*CONSIGNA:* Enumera todos los años que aparecen en el texto sobre los hechos de julio en la historia de Cuba.

*TEXTO:*

========================================================================

El mes de julio ha sido testigo de una serie de hechos que fueron puntos de inflexión en la historia de Cuba: el asalto de Fidel Castro al Cuartel Moncada en julio de 1953, que encendió la revolución; la ejecución del general revolucionario Arnaldo Ochoa, que conmocionó a muchos cubanos en 1989; y el hundimiento de un remolcador con decenas de personas a bordo rumbo a Miami en 1994, en lo que se convirtió en el clímax del éxodo de los balseros. A estas fechas históricas de julio sumamos ahora el día en que los cubanos recuperamos las calles, nuestras calles.

========================================================================

*FRAGMENTO DE ORIGEN:*
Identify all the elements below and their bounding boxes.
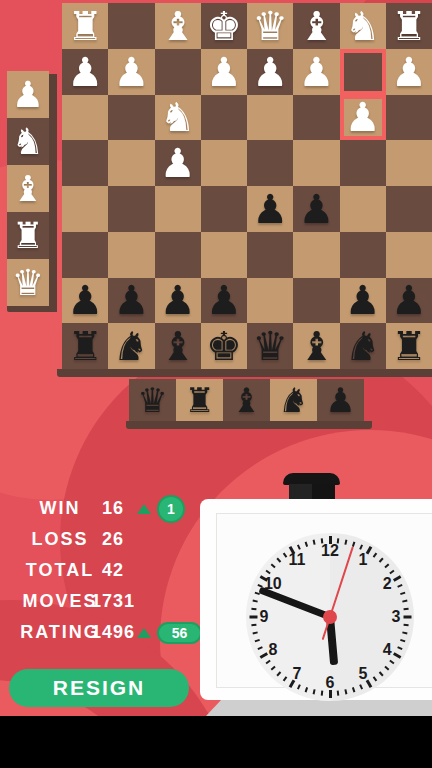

========================================================================

*RESPUESTA:* 1953, 1989 y 1994.